====== Record set

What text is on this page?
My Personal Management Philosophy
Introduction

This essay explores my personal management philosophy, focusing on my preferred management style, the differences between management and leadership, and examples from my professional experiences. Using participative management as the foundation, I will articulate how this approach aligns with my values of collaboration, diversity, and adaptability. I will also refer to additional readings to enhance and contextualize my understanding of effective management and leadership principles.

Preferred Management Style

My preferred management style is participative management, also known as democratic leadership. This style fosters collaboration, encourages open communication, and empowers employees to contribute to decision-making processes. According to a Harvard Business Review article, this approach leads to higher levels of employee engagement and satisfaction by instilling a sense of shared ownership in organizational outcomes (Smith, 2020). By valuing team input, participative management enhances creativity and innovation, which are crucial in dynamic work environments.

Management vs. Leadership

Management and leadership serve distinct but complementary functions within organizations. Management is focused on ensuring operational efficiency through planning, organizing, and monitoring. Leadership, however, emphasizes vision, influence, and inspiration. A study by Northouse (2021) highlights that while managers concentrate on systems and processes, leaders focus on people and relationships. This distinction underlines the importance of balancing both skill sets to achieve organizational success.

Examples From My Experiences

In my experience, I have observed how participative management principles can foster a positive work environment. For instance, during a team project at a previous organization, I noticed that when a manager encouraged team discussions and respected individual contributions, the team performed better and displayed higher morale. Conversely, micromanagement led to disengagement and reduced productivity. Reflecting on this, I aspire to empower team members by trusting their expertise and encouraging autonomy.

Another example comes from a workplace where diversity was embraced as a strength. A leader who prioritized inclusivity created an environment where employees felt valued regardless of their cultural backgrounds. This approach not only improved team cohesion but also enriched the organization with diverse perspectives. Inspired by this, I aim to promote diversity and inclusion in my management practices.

============

_Instructions for the task_. Identify all lines where the word "diversity" shows up. Copy them.

_Reply_.
This essay explores my personal management philosophy, focusing on my preferred management style, the differences between management and leadership, and examples from my professional experiences. Using participative management as the foundation, I will articulate how this approach aligns with my values of collaboration, diversity, and adaptability. I will also refer to additional readings to enhance and contextualize my understanding of effective management and leadership principles.
Another example comes from a workplace where diversity was embraced as a strength. A leader who prioritized inclusivity created an environment where employees felt valued regardless of their cultural backgrounds. This approach not only improved team cohesion but also enriched the organization with diverse perspectives. Inspired by this, I aim to promote diversity and inclusion in my management practices.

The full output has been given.